**EXERCISE INSTRUCTIONS**
Extract the lines of this material and reproduce each one exactly as given.

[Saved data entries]
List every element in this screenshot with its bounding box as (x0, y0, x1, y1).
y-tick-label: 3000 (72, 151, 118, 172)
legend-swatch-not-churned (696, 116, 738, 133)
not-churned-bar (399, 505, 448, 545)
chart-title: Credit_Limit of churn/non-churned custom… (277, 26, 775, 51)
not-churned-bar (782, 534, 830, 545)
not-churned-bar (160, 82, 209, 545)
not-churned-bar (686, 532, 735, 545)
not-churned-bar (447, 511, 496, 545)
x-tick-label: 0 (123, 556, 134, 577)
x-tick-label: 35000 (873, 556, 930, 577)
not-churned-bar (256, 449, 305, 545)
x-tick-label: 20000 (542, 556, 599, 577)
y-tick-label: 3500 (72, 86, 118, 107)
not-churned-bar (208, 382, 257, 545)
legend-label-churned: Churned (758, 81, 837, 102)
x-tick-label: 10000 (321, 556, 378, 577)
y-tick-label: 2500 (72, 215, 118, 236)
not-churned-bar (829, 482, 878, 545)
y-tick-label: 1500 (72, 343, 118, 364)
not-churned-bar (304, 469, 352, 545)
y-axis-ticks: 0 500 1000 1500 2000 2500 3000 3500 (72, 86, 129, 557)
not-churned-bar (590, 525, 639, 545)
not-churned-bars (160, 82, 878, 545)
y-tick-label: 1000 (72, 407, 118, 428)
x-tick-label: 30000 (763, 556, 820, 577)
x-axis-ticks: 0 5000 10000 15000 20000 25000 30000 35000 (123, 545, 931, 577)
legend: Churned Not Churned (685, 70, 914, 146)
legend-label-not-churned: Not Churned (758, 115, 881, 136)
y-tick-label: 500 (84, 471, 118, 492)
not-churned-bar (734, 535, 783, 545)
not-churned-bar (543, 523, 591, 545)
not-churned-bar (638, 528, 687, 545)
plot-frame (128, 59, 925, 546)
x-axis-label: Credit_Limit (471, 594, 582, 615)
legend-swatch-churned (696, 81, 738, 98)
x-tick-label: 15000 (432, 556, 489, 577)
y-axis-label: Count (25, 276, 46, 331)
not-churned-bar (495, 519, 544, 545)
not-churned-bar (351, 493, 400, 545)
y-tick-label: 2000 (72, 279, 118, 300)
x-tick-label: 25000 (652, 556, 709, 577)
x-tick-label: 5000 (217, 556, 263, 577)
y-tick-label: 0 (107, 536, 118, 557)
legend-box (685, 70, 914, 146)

**WRITTEN RESPONSE**
List every element in this screenshot with its bounding box as (x0, y0, x1, y1).
y-tick-label: 3000 (72, 151, 118, 172)
legend-swatch-not-churned (696, 116, 738, 133)
not-churned-bar (399, 505, 448, 545)
chart-title: Credit_Limit of churn/non-churned custom… (277, 26, 775, 51)
not-churned-bar (782, 534, 830, 545)
not-churned-bar (160, 82, 209, 545)
not-churned-bar (686, 532, 735, 545)
not-churned-bar (447, 511, 496, 545)
x-tick-label: 0 (123, 556, 134, 577)
x-tick-label: 35000 (873, 556, 930, 577)
not-churned-bar (256, 449, 305, 545)
x-tick-label: 20000 (542, 556, 599, 577)
y-tick-label: 3500 (72, 86, 118, 107)
not-churned-bar (208, 382, 257, 545)
legend-label-churned: Churned (758, 81, 837, 102)
x-tick-label: 10000 (321, 556, 378, 577)
y-tick-label: 2500 (72, 215, 118, 236)
not-churned-bar (829, 482, 878, 545)
y-tick-label: 1500 (72, 343, 118, 364)
not-churned-bar (304, 469, 352, 545)
y-axis-ticks: 0 500 1000 1500 2000 2500 3000 3500 (72, 86, 129, 557)
not-churned-bar (590, 525, 639, 545)
not-churned-bars (160, 82, 878, 545)
y-tick-label: 1000 (72, 407, 118, 428)
x-tick-label: 30000 (763, 556, 820, 577)
x-axis-ticks: 0 5000 10000 15000 20000 25000 30000 35000 (123, 545, 931, 577)
legend: Churned Not Churned (685, 70, 914, 146)
legend-label-not-churned: Not Churned (758, 115, 881, 136)
y-tick-label: 500 (84, 471, 118, 492)
not-churned-bar (734, 535, 783, 545)
not-churned-bar (543, 523, 591, 545)
not-churned-bar (638, 528, 687, 545)
plot-frame (128, 59, 925, 546)
x-axis-label: Credit_Limit (471, 594, 582, 615)
legend-swatch-churned (696, 81, 738, 98)
x-tick-label: 15000 (432, 556, 489, 577)
y-axis-label: Count (25, 276, 46, 331)
not-churned-bar (495, 519, 544, 545)
not-churned-bar (351, 493, 400, 545)
y-tick-label: 2000 (72, 279, 118, 300)
x-tick-label: 25000 (652, 556, 709, 577)
x-tick-label: 5000 (217, 556, 263, 577)
y-tick-label: 0 (107, 536, 118, 557)
legend-box (685, 70, 914, 146)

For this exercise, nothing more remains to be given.